- EXERCISE TASK: Repeat the whole of the data, keeping every detail the same.

======== MATERIAL FOR THIS TASK

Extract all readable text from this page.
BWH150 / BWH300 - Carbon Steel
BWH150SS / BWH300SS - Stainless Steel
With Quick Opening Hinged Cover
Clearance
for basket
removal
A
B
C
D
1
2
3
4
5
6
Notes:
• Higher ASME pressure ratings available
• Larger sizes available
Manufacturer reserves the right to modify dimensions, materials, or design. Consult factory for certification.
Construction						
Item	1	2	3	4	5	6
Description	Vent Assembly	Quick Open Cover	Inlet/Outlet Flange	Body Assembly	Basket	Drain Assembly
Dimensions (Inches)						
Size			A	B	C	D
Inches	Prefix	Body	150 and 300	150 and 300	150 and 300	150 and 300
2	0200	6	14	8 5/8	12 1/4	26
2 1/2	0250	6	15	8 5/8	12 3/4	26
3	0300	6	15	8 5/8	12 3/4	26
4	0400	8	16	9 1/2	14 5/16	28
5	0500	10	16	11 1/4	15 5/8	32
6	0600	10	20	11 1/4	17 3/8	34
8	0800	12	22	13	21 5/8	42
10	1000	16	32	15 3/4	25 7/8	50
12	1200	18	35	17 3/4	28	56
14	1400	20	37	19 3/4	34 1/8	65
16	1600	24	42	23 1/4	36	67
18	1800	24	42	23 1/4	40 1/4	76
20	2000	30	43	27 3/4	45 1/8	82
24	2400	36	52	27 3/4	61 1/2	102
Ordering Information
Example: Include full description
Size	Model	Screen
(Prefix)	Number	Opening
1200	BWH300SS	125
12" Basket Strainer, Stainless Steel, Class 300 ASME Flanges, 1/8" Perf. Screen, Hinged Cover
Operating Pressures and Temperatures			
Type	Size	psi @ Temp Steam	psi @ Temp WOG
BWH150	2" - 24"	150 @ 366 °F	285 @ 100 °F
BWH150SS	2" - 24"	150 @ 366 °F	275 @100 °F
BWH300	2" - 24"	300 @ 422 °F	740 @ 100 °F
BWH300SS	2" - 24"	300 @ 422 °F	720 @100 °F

================

- TASK RESULT:
Extract all readable text from this page.
BWH150 / BWH300 - Carbon Steel
BWH150SS / BWH300SS - Stainless Steel
With Quick Opening Hinged Cover
Clearance
for basket
removal
A
B
C
D
1
2
3
4
5
6
Notes:
• Higher ASME pressure ratings available
• Larger sizes available
Manufacturer reserves the right to modify dimensions, materials, or design. Consult factory for certification.
Construction						
Item	1	2	3	4	5	6
Description	Vent Assembly	Quick Open Cover	Inlet/Outlet Flange	Body Assembly	Basket	Drain Assembly
Dimensions (Inches)						
Size			A	B	C	D
Inches	Prefix	Body	150 and 300	150 and 300	150 and 300	150 and 300
2	0200	6	14	8 5/8	12 1/4	26
2 1/2	0250	6	15	8 5/8	12 3/4	26
3	0300	6	15	8 5/8	12 3/4	26
4	0400	8	16	9 1/2	14 5/16	28
5	0500	10	16	11 1/4	15 5/8	32
6	0600	10	20	11 1/4	17 3/8	34
8	0800	12	22	13	21 5/8	42
10	1000	16	32	15 3/4	25 7/8	50
12	1200	18	35	17 3/4	28	56
14	1400	20	37	19 3/4	34 1/8	65
16	1600	24	42	23 1/4	36	67
18	1800	24	42	23 1/4	40 1/4	76
20	2000	30	43	27 3/4	45 1/8	82
24	2400	36	52	27 3/4	61 1/2	102
Ordering Information
Example: Include full description
Size	Model	Screen
(Prefix)	Number	Opening
1200	BWH300SS	125
12" Basket Strainer, Stainless Steel, Class 300 ASME Flanges, 1/8" Perf. Screen, Hinged Cover
Operating Pressures and Temperatures			
Type	Size	psi @ Temp Steam	psi @ Temp WOG
BWH150	2" - 24"	150 @ 366 °F	285 @ 100 °F
BWH150SS	2" - 24"	150 @ 366 °F	275 @100 °F
BWH300	2" - 24"	300 @ 422 °F	740 @ 100 °F
BWH300SS	2" - 24"	300 @ 422 °F	720 @100 °F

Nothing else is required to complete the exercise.